AIM OF THE EXERCISE -> In the records below, find each line containing the word "الخبر" and copy it.

# # #

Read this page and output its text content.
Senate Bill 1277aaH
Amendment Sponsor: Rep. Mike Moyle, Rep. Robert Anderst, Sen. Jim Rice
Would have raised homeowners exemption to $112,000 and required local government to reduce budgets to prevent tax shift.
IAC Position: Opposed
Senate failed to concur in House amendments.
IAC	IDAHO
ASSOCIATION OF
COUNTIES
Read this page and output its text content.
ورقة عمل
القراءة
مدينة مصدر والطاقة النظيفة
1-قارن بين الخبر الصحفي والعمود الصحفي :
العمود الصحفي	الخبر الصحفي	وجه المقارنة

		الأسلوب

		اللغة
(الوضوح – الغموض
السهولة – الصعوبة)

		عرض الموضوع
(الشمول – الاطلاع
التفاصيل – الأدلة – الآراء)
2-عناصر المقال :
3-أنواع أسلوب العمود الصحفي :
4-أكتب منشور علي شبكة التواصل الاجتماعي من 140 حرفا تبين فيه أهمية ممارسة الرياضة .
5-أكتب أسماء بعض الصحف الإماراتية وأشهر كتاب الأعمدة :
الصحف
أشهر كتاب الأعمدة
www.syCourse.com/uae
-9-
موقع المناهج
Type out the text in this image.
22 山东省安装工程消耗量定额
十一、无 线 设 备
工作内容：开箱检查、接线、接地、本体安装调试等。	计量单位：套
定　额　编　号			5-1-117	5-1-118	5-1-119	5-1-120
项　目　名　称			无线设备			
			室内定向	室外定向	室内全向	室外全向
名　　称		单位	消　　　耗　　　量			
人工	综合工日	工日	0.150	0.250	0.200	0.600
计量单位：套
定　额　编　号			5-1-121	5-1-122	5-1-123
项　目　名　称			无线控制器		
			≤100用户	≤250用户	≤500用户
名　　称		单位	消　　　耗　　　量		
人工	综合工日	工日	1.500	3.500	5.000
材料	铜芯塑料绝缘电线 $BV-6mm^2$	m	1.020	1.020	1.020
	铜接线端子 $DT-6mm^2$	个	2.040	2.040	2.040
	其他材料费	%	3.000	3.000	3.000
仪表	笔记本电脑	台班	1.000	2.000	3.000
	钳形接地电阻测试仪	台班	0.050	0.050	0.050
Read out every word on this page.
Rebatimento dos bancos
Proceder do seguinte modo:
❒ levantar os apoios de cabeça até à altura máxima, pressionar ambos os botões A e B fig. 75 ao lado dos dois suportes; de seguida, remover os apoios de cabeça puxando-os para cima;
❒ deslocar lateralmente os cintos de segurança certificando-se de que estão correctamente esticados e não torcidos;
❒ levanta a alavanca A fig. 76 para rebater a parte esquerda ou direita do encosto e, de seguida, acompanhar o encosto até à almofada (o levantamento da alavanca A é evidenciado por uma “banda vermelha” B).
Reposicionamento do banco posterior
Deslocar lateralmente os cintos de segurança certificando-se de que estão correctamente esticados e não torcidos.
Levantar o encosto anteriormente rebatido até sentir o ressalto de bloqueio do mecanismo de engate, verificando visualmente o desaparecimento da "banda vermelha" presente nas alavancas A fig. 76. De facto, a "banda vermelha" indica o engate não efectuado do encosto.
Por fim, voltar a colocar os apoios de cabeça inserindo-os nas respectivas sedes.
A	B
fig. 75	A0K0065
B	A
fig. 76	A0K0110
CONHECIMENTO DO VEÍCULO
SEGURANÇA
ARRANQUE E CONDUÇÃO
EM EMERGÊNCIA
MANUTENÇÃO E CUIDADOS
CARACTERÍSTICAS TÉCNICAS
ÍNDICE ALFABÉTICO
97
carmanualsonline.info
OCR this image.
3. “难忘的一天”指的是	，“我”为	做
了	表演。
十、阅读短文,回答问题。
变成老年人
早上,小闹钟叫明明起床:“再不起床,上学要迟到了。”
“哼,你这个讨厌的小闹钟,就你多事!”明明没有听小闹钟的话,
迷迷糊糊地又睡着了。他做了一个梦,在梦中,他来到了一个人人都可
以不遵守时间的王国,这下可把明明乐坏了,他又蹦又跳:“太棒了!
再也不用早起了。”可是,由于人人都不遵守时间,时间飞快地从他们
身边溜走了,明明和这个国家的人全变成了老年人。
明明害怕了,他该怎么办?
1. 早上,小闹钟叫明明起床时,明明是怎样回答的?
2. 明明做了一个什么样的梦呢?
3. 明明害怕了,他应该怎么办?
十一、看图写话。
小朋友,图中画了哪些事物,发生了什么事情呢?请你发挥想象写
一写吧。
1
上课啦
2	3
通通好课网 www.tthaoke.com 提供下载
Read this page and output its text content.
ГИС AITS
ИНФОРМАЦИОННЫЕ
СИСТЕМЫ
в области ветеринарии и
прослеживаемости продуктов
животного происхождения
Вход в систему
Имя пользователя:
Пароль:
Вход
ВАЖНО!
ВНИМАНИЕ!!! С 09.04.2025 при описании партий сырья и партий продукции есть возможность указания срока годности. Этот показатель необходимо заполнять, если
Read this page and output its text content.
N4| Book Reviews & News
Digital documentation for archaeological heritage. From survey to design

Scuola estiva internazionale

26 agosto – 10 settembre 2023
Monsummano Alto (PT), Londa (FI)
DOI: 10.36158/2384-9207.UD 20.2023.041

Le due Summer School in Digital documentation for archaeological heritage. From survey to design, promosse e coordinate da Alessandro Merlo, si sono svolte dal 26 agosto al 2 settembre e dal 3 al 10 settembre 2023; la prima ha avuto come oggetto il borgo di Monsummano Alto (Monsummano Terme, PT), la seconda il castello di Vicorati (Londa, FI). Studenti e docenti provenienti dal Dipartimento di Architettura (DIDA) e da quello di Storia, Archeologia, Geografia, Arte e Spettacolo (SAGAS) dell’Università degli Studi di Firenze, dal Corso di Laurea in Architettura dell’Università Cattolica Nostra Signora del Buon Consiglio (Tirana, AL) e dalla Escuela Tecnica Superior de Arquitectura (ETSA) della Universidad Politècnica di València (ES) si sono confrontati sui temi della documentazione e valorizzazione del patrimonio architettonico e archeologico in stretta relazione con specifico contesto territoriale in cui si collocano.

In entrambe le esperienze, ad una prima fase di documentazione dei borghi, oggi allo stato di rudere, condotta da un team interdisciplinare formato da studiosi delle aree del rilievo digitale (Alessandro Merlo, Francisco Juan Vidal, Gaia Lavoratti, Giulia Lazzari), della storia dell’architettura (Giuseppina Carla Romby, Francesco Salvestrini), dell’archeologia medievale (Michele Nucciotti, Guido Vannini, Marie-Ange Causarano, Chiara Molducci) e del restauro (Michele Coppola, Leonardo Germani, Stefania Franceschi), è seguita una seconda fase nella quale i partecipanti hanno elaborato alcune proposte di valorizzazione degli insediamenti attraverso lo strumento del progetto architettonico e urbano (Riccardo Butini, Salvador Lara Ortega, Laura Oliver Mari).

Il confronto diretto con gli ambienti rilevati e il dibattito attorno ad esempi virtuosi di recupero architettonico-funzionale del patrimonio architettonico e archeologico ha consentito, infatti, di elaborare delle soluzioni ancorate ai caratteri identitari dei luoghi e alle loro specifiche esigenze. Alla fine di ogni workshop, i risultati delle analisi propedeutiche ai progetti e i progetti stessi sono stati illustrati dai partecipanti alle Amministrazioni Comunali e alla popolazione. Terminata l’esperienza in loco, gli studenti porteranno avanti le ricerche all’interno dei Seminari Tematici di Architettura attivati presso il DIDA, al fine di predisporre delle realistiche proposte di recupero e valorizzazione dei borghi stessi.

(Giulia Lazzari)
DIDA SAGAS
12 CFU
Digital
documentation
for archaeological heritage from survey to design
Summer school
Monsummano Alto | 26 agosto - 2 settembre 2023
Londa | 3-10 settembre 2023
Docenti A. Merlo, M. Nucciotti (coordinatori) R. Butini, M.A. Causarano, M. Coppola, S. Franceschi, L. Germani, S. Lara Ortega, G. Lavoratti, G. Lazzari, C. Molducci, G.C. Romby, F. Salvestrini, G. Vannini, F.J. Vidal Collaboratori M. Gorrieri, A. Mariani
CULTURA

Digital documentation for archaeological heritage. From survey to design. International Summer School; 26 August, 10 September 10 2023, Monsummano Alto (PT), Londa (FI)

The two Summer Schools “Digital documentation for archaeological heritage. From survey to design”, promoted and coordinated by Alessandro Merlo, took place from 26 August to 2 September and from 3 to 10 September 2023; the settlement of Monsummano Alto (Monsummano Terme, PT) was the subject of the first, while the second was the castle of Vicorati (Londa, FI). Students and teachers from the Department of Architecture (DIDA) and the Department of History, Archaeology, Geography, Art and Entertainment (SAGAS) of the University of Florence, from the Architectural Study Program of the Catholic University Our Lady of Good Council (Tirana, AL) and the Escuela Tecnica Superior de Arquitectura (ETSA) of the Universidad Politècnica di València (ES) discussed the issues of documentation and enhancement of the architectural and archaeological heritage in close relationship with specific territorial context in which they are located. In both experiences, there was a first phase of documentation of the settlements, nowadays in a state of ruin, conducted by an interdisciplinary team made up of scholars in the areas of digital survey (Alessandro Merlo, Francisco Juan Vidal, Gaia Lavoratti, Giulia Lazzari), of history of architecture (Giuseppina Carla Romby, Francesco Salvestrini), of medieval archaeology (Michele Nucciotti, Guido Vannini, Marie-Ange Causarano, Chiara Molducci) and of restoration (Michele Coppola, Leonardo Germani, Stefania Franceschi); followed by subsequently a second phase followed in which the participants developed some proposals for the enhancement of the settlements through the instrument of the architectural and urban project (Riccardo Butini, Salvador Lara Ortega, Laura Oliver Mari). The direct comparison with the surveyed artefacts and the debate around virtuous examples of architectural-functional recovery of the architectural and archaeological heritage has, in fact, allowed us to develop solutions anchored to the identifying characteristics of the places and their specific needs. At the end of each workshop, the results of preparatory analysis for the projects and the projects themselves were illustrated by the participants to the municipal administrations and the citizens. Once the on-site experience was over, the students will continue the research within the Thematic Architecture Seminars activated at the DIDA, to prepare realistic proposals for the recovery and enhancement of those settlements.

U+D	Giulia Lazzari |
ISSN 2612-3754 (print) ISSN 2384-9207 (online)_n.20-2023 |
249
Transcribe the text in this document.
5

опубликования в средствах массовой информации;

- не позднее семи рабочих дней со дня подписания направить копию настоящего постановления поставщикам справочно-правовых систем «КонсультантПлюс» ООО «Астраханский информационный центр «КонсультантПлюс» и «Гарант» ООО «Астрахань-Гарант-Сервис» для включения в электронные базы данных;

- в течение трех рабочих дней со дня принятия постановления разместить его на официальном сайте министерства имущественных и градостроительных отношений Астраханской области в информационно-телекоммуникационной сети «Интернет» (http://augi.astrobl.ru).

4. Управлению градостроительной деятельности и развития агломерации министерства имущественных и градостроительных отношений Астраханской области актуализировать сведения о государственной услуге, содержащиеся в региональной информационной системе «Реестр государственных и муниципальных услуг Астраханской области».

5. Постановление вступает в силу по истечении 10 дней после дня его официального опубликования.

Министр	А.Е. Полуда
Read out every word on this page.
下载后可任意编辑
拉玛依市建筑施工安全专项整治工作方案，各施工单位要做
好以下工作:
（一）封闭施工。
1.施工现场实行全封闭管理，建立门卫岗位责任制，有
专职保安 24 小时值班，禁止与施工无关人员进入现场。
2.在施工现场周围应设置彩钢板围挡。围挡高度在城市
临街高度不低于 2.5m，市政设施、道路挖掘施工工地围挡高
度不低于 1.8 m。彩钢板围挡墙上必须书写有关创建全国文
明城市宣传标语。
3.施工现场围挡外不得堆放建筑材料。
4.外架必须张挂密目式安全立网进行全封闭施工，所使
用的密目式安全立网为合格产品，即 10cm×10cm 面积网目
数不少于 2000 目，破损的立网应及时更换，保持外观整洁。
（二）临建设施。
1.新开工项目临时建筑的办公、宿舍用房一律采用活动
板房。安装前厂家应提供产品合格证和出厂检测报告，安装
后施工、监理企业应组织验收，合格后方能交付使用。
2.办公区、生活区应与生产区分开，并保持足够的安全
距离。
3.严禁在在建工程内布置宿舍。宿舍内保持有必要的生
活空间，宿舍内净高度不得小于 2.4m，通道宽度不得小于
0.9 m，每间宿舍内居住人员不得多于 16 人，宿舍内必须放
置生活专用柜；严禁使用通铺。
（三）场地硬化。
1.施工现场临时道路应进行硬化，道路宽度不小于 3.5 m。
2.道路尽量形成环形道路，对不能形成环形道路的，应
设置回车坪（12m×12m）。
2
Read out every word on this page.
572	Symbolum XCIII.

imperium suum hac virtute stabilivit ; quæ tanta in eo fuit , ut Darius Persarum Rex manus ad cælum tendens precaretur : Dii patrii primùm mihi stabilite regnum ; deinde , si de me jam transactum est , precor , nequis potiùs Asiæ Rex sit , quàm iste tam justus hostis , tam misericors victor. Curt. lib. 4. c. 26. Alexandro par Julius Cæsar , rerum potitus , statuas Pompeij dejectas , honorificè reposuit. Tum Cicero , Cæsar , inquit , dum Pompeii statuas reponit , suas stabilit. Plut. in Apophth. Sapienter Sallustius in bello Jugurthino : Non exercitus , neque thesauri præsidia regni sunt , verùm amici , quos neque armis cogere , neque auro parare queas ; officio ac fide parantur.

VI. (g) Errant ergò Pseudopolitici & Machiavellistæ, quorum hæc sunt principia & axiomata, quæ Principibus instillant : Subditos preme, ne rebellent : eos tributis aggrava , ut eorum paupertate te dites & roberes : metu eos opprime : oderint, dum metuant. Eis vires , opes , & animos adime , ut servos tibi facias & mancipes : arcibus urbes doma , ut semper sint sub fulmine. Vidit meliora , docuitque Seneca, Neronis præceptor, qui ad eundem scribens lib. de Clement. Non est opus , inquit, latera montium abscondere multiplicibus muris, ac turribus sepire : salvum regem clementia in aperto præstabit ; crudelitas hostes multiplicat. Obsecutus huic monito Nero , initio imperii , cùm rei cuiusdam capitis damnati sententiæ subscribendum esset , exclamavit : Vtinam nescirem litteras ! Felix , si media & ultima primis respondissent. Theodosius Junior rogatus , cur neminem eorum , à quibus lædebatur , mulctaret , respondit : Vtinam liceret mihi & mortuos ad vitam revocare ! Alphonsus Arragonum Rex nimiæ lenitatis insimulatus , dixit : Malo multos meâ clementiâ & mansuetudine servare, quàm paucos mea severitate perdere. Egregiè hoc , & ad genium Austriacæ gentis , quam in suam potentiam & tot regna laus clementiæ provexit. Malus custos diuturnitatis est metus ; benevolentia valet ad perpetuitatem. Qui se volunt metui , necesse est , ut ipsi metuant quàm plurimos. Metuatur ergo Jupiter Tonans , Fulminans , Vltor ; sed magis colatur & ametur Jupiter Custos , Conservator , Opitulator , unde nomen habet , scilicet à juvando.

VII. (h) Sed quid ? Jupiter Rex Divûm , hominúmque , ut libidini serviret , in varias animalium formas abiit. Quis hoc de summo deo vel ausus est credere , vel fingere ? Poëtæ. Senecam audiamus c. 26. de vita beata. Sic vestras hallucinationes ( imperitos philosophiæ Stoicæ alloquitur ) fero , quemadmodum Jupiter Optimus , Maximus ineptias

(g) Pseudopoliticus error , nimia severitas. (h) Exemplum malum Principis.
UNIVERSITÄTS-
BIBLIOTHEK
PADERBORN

# # #

EXERCISE OUTPUT ->
1-قارن بين الخبر الصحفي والعمود الصحفي :
العمود الصحفي	الخبر الصحفي	وجه المقارنة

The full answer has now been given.